AI・HALL共催公演として、青年団が2014年1月24日(金)〜27日(月)に『もう風も吹かない』の上演を行います。
 作・演出の平田オリザさんに、作品についてお話いただきました。


■『もう風も吹かない』製作のきっかけ
 この作品は2003年に、桜美林大学の演劇コース一期生の卒業公演のために書き下ろした作品です。それが大変好評だったものですから、翌年、JICA(国際協力事業団)の支援を受けて、全国巡演しました。
 僕は2001年から2002年にかけて、JICAの青年海外協力隊の改革に関する諮問委員をしていました。そのとき、たまたまフランスで仕事をしていたので、モロッコの協力隊の活動を見せていただいたりしました。協力隊の訓練所が、福島県の二本松と長野の駒ヶ根にあるのですが、それも両方見せていただいて、行った瞬間に「これは芝居になるな」と思いました。しかも当時、(桜美林大学の)卒業公演のホンを書かなきゃいけないことは決まっていたので、これだったらいくらでも若い学生たちを出せるなと(笑)。そういうことでつくった作品です。ですので、過去最多の22人が出演しています。今までは『東京ノート』がいちばん多くて20人だったんですけれど、それより多く出ています。
 今回もJICAの後援を得ているんですけれど、協力隊礼賛の話ではありません。「よくJICAは後援しましたね」と呆れられるくらい、協力隊の様々な問題点をトピックとして扱っている舞台です。設定は近未来にしています。通貨危機が起こって、1ドルが400円くらいになっていて、日本は海外支援をすべて取りやめることが決まり、当然、協力隊の派遣も中止になる。その最後の協力隊の訓練生たちの話、という設定になっています。今までも、青年海外協力隊のことを題材にしたドラマなどはあったんですけど、訓練所を舞台にしたものはなくて、そこがひとつ、今回の作品の特徴かなと思っています。

■青年海外協力隊について
 協力隊というのは派遣期間が2年なんですけど、その前段階として、以前は3ヶ月、今は10週間の訓練を行います。ですから訓練所では、21歳から39歳までの男女が3ヶ月一緒に暮らします。しかも訓練が終わると、1週間から10日で海外へ出かけて、そのまま2年間帰ってこない。2年間会えないことがわかっている人たちが、3ヶ月だけ一緒に暮らすんです。当然そこでは、恋愛があったり、喧嘩があったり…この作品では、そういう青春群像を描いています。
 協力隊員というのも本当に様々で、ボランティアにものすごく燃えている人たちが大体なんですけど、いろんな温度差もあって、例えば極端な場合、就職できなくて協力隊に来た、なんていう人もいるわけです。あるいは大企業から派遣された人もいます。NGOを経験した人もいますし、このあとNGOに入っていく人もいます。

• 提供情報
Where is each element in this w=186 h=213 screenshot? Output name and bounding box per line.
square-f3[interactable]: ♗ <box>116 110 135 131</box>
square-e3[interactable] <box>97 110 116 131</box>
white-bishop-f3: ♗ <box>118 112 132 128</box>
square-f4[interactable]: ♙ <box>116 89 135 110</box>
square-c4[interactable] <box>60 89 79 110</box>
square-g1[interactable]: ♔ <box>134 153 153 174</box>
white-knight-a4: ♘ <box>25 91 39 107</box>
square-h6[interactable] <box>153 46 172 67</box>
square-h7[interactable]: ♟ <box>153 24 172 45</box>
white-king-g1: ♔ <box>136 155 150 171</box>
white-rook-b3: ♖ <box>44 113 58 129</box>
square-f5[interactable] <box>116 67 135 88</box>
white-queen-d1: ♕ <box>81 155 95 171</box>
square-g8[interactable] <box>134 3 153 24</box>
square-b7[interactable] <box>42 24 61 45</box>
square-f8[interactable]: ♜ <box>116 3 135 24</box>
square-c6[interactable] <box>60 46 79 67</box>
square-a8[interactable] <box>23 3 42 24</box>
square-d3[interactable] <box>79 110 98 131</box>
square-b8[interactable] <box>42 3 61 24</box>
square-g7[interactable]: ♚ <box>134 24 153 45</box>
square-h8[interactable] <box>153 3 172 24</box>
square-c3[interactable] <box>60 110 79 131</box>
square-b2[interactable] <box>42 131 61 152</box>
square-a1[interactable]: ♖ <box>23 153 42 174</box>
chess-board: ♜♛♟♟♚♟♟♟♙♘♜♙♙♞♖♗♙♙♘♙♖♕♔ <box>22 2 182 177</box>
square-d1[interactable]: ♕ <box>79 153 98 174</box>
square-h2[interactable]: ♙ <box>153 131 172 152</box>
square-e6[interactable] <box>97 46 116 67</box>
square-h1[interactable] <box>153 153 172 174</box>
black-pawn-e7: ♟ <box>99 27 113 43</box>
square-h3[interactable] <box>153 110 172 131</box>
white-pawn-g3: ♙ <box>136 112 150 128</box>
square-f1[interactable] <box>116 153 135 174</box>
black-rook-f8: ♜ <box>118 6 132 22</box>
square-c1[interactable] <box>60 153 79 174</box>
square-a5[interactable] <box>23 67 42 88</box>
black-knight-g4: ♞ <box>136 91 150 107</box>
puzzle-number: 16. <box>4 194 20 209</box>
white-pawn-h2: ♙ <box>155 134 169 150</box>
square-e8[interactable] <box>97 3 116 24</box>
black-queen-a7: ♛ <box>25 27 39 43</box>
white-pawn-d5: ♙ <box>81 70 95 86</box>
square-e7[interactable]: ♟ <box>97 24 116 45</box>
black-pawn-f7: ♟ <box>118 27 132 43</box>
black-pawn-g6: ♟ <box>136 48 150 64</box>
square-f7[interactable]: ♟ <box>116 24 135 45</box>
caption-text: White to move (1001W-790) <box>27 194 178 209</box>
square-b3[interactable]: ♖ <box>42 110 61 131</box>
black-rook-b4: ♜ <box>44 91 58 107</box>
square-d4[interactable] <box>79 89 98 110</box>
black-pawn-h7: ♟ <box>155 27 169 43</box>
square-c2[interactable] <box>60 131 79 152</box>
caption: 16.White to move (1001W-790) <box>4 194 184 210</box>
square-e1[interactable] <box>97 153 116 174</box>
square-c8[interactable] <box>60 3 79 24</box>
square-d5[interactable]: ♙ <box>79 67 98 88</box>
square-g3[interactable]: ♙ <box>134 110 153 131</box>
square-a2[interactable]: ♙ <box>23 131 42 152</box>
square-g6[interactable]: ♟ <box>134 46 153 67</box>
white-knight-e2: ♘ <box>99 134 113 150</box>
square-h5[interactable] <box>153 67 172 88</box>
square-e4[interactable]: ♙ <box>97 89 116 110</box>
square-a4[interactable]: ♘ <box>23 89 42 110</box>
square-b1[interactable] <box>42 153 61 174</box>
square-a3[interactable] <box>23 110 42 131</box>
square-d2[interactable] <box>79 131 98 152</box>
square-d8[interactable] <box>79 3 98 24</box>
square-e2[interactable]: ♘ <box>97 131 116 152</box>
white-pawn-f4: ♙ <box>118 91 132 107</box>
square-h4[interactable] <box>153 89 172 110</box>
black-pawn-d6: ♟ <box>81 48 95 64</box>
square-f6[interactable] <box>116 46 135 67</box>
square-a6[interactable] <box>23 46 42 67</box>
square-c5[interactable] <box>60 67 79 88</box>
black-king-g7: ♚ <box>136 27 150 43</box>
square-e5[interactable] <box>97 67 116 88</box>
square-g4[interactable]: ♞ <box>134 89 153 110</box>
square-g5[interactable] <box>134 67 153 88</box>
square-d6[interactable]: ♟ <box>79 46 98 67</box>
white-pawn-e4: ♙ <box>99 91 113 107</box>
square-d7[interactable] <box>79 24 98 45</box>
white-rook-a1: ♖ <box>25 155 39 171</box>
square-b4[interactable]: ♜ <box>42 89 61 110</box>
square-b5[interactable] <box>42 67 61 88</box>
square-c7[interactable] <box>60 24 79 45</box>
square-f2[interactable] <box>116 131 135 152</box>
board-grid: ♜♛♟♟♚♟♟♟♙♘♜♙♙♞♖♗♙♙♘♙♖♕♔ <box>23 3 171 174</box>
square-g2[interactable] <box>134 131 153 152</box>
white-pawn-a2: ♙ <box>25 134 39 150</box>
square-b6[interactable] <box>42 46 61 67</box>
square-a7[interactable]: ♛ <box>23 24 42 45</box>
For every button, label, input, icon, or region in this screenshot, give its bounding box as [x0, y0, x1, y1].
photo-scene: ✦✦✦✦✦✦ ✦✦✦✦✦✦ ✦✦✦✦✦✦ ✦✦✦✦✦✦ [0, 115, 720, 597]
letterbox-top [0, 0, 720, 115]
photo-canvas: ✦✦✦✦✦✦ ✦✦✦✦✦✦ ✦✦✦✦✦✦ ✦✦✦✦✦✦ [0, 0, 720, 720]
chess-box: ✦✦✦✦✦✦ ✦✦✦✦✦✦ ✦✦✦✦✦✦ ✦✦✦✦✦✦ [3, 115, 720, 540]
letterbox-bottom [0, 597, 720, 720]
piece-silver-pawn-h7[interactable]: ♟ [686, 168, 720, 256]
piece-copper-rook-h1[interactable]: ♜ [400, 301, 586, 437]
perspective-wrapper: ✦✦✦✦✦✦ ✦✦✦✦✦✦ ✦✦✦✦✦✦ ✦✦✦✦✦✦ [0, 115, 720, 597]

• 次の課題
A – 『もう風も吹かない』の記事に出てくる西暦の年を、登場順にすべて挙げてください。
B – 『もう風も吹かない』の記事を、最後の文の続きから書き進めてください。

• 想定解答
A – 2014年、2003年、2001年、2002年

B –
 この作品では、そこへ更に「最後の協力隊」という負荷がかかります。これがなぜ負荷になるかというと、協力隊というのが基本的に「継続支援」をしているからです。例えば途上国の女性更生施設に、日本から継続的に協力隊を送る。ところが、これが「最後」だってことになっちゃうと、この最後の人は、何をしていいかわからなくなっちゃうんです。技術を教えるだけだったら他の人でも出来るんだけれども、いろんなことを現地の人と継続的にやっていくというのが日本の協力隊のやり方なので、それができなくなると困るという職種もたくさんあるんです。
 それから、協力隊というのは出来てから50年近く経っていて、“制度疲労”を起こしているんですね。海外渡航が自由化される前、つまり、前の東京オリンピックのときに出来たシステムですから、今みたいにすぐに海外に行けるような時代には合わない部分がたくさんあるわけです。しかも、日本の海外支援というのは「要請主義」といって、現地からの要請に従ってするものです。そうすると、中進国で協力隊なんてもういらないんだけど、来てくれれば確かに助かるので、新しい支援分野をどんどん開拓していっちゃって、いろんな変な協力隊が出てくるんです。例えば僕がモロッコに行ったときには、「バレエ隊員」というのがいました。ところが、モロッコでバレエを習いにくるような子どもたちは、もう本当にお金持ちの子どもたちなので、ベンツで送り迎えされているんです。教えている側は、別にダンサーとしてはトップクラスではなく、日本ではコンビニなんかでバイトしながらバレエを続けているような人が、ベンツで送迎されているモロッコの子どもらを教えている。これは非常に象徴的な例ですけど、そういうちぐはぐなことが起こっているわけです。もちろん、ルワンダとかアフリカの奥地に行って、本当に現地のために頑張っている人もたくさんいるんですけども、派遣国によっても天と地ほど違って、モルジブやフィジーのようなリゾート地みたいなところへ行く人もいる。全部同じ条件で行くわけですから、非常に多くの矛盾を孕んだ制度なんです。

■「人が人を助けることの可能性と本質を探る」
 海外支援、海外援助で「助ける」とはどういうことなのか。あるいは、日本が本当に貧乏になったときに、それでも海外支援をするというのはどういうことなのか。例えば今、特に東日本大震災以降、協力隊の応募者数はガクンと減っているんです。その理由は簡単です。ボランティアをやりたい若者の数は一定だから、みんな東北のほうへ行っちゃってるんです。要するに、自分の国があんな状態になっているのにも関わらず、よその国を助けに行くというのはどういうことなのかを、みんな考えるわけです。それは大事なことだと思うんですよ。自分の周りの人を「助ける」ということ、遠い地球の裏側の国の人を「助ける」ということ、それはどういうことなのか。そういうことを考えてもらいたいと思って書いた作品です。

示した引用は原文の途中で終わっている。